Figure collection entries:
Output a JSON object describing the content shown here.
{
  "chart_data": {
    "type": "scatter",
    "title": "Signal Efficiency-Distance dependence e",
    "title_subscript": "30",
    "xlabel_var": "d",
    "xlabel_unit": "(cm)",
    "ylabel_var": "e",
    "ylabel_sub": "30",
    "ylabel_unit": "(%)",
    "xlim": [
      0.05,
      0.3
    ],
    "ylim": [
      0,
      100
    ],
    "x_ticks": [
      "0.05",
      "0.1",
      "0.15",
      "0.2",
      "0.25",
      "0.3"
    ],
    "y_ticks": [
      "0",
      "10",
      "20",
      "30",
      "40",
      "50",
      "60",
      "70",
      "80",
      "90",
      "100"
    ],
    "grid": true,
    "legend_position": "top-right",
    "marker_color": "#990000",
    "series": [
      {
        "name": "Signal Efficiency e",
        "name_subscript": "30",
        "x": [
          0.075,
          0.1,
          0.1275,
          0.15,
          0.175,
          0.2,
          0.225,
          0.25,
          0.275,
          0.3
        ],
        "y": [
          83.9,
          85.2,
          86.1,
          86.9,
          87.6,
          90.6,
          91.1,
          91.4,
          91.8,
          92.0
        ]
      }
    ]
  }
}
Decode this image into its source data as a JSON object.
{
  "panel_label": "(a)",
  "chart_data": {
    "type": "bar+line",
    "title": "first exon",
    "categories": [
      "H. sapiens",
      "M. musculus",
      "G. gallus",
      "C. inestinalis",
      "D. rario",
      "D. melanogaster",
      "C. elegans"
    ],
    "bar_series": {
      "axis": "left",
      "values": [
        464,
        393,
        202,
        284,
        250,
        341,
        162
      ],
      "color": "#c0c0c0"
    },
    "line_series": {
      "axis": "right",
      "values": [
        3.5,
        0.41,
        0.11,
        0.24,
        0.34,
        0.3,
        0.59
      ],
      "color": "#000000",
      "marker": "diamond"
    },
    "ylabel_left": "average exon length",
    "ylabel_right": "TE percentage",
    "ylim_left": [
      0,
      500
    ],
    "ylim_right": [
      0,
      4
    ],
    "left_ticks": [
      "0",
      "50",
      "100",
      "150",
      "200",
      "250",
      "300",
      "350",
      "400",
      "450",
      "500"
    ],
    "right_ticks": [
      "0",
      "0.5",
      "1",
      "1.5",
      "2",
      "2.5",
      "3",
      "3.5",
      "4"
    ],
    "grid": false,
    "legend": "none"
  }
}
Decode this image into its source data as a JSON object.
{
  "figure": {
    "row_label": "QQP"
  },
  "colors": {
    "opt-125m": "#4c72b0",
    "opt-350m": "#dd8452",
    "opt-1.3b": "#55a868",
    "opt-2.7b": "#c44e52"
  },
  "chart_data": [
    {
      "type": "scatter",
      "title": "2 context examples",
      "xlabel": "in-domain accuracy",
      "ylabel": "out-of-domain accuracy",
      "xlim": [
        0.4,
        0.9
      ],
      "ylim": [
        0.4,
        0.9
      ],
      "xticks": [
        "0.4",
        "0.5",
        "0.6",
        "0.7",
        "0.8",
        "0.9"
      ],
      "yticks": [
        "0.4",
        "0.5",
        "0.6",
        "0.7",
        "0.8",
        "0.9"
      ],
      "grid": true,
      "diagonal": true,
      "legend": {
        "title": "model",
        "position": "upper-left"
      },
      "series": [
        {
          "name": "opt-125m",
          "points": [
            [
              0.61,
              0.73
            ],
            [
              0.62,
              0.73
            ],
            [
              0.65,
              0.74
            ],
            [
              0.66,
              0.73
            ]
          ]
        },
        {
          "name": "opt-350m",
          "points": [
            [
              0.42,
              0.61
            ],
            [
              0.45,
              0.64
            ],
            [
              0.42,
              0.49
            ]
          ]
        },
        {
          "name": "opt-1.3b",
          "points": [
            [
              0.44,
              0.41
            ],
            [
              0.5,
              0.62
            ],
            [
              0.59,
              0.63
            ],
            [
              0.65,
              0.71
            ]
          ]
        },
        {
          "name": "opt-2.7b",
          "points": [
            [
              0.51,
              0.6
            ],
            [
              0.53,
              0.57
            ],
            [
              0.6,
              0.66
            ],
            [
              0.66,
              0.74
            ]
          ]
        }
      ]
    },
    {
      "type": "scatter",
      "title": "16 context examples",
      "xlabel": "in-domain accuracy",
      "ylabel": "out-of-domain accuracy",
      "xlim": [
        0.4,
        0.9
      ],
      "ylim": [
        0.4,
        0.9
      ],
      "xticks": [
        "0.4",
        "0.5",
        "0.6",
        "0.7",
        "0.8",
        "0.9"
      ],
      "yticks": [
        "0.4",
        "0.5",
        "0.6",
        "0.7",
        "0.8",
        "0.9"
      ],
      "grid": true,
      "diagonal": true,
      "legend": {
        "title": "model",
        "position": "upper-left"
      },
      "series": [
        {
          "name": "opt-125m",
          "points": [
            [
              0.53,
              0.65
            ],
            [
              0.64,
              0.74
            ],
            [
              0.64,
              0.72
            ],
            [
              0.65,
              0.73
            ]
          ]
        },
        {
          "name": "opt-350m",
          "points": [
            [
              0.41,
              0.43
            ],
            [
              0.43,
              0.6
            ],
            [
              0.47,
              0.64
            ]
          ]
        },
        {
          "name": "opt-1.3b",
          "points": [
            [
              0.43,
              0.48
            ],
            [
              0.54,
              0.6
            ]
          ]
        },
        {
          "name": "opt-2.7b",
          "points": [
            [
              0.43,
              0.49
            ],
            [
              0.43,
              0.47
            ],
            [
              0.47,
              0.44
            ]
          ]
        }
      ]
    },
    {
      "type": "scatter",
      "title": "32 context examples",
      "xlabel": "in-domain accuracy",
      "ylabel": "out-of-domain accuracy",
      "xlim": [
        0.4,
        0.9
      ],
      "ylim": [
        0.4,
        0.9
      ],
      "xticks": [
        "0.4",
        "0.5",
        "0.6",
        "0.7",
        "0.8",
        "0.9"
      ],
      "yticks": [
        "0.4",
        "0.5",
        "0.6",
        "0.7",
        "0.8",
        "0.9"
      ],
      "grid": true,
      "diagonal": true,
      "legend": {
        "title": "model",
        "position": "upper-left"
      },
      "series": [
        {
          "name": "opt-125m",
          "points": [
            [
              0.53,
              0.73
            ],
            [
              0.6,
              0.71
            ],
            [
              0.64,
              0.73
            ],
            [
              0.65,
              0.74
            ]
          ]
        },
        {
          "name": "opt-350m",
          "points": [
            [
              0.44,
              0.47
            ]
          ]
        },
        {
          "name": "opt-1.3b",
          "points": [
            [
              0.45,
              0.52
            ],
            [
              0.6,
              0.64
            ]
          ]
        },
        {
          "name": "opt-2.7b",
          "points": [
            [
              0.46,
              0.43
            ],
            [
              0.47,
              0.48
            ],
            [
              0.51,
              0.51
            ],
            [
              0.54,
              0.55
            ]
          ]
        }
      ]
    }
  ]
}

WHAT THE TASK REQUIRES:
What is needed here is an exact reproduction of all the entries.

THE ANSWER:
Output a JSON object describing the content shown here.
{
  "chart_data": {
    "type": "scatter",
    "title": "Signal Efficiency-Distance dependence e",
    "title_subscript": "30",
    "xlabel_var": "d",
    "xlabel_unit": "(cm)",
    "ylabel_var": "e",
    "ylabel_sub": "30",
    "ylabel_unit": "(%)",
    "xlim": [
      0.05,
      0.3
    ],
    "ylim": [
      0,
      100
    ],
    "x_ticks": [
      "0.05",
      "0.1",
      "0.15",
      "0.2",
      "0.25",
      "0.3"
    ],
    "y_ticks": [
      "0",
      "10",
      "20",
      "30",
      "40",
      "50",
      "60",
      "70",
      "80",
      "90",
      "100"
    ],
    "grid": true,
    "legend_position": "top-right",
    "marker_color": "#990000",
    "series": [
      {
        "name": "Signal Efficiency e",
        "name_subscript": "30",
        "x": [
          0.075,
          0.1,
          0.1275,
          0.15,
          0.175,
          0.2,
          0.225,
          0.25,
          0.275,
          0.3
        ],
        "y": [
          83.9,
          85.2,
          86.1,
          86.9,
          87.6,
          90.6,
          91.1,
          91.4,
          91.8,
          92.0
        ]
      }
    ]
  }
}
Decode this image into its source data as a JSON object.
{
  "panel_label": "(a)",
  "chart_data": {
    "type": "bar+line",
    "title": "first exon",
    "categories": [
      "H. sapiens",
      "M. musculus",
      "G. gallus",
      "C. inestinalis",
      "D. rario",
      "D. melanogaster",
      "C. elegans"
    ],
    "bar_series": {
      "axis": "left",
      "values": [
        464,
        393,
        202,
        284,
        250,
        341,
        162
      ],
      "color": "#c0c0c0"
    },
    "line_series": {
      "axis": "right",
      "values": [
        3.5,
        0.41,
        0.11,
        0.24,
        0.34,
        0.3,
        0.59
      ],
      "color": "#000000",
      "marker": "diamond"
    },
    "ylabel_left": "average exon length",
    "ylabel_right": "TE percentage",
    "ylim_left": [
      0,
      500
    ],
    "ylim_right": [
      0,
      4
    ],
    "left_ticks": [
      "0",
      "50",
      "100",
      "150",
      "200",
      "250",
      "300",
      "350",
      "400",
      "450",
      "500"
    ],
    "right_ticks": [
      "0",
      "0.5",
      "1",
      "1.5",
      "2",
      "2.5",
      "3",
      "3.5",
      "4"
    ],
    "grid": false,
    "legend": "none"
  }
}
Decode this image into its source data as a JSON object.
{
  "figure": {
    "row_label": "QQP"
  },
  "colors": {
    "opt-125m": "#4c72b0",
    "opt-350m": "#dd8452",
    "opt-1.3b": "#55a868",
    "opt-2.7b": "#c44e52"
  },
  "chart_data": [
    {
      "type": "scatter",
      "title": "2 context examples",
      "xlabel": "in-domain accuracy",
      "ylabel": "out-of-domain accuracy",
      "xlim": [
        0.4,
        0.9
      ],
      "ylim": [
        0.4,
        0.9
      ],
      "xticks": [
        "0.4",
        "0.5",
        "0.6",
        "0.7",
        "0.8",
        "0.9"
      ],
      "yticks": [
        "0.4",
        "0.5",
        "0.6",
        "0.7",
        "0.8",
        "0.9"
      ],
      "grid": true,
      "diagonal": true,
      "legend": {
        "title": "model",
        "position": "upper-left"
      },
      "series": [
        {
          "name": "opt-125m",
          "points": [
            [
              0.61,
              0.73
            ],
            [
              0.62,
              0.73
            ],
            [
              0.65,
              0.74
            ],
            [
              0.66,
              0.73
            ]
          ]
        },
        {
          "name": "opt-350m",
          "points": [
            [
              0.42,
              0.61
            ],
            [
              0.45,
              0.64
            ],
            [
              0.42,
              0.49
            ]
          ]
        },
        {
          "name": "opt-1.3b",
          "points": [
            [
              0.44,
              0.41
            ],
            [
              0.5,
              0.62
            ],
            [
              0.59,
              0.63
            ],
            [
              0.65,
              0.71
            ]
          ]
        },
        {
          "name": "opt-2.7b",
          "points": [
            [
              0.51,
              0.6
            ],
            [
              0.53,
              0.57
            ],
            [
              0.6,
              0.66
            ],
            [
              0.66,
              0.74
            ]
          ]
        }
      ]
    },
    {
      "type": "scatter",
      "title": "16 context examples",
      "xlabel": "in-domain accuracy",
      "ylabel": "out-of-domain accuracy",
      "xlim": [
        0.4,
        0.9
      ],
      "ylim": [
        0.4,
        0.9
      ],
      "xticks": [
        "0.4",
        "0.5",
        "0.6",
        "0.7",
        "0.8",
        "0.9"
      ],
      "yticks": [
        "0.4",
        "0.5",
        "0.6",
        "0.7",
        "0.8",
        "0.9"
      ],
      "grid": true,
      "diagonal": true,
      "legend": {
        "title": "model",
        "position": "upper-left"
      },
      "series": [
        {
          "name": "opt-125m",
          "points": [
            [
              0.53,
              0.65
            ],
            [
              0.64,
              0.74
            ],
            [
              0.64,
              0.72
            ],
            [
              0.65,
              0.73
            ]
          ]
        },
        {
          "name": "opt-350m",
          "points": [
            [
              0.41,
              0.43
            ],
            [
              0.43,
              0.6
            ],
            [
              0.47,
              0.64
            ]
          ]
        },
        {
          "name": "opt-1.3b",
          "points": [
            [
              0.43,
              0.48
            ],
            [
              0.54,
              0.6
            ]
          ]
        },
        {
          "name": "opt-2.7b",
          "points": [
            [
              0.43,
              0.49
            ],
            [
              0.43,
              0.47
            ],
            [
              0.47,
              0.44
            ]
          ]
        }
      ]
    },
    {
      "type": "scatter",
      "title": "32 context examples",
      "xlabel": "in-domain accuracy",
      "ylabel": "out-of-domain accuracy",
      "xlim": [
        0.4,
        0.9
      ],
      "ylim": [
        0.4,
        0.9
      ],
      "xticks": [
        "0.4",
        "0.5",
        "0.6",
        "0.7",
        "0.8",
        "0.9"
      ],
      "yticks": [
        "0.4",
        "0.5",
        "0.6",
        "0.7",
        "0.8",
        "0.9"
      ],
      "grid": true,
      "diagonal": true,
      "legend": {
        "title": "model",
        "position": "upper-left"
      },
      "series": [
        {
          "name": "opt-125m",
          "points": [
            [
              0.53,
              0.73
            ],
            [
              0.6,
              0.71
            ],
            [
              0.64,
              0.73
            ],
            [
              0.65,
              0.74
            ]
          ]
        },
        {
          "name": "opt-350m",
          "points": [
            [
              0.44,
              0.47
            ]
          ]
        },
        {
          "name": "opt-1.3b",
          "points": [
            [
              0.45,
              0.52
            ],
            [
              0.6,
              0.64
            ]
          ]
        },
        {
          "name": "opt-2.7b",
          "points": [
            [
              0.46,
              0.43
            ],
            [
              0.47,
              0.48
            ],
            [
              0.51,
              0.51
            ],
            [
              0.54,
              0.55
            ]
          ]
        }
      ]
    }
  ]
}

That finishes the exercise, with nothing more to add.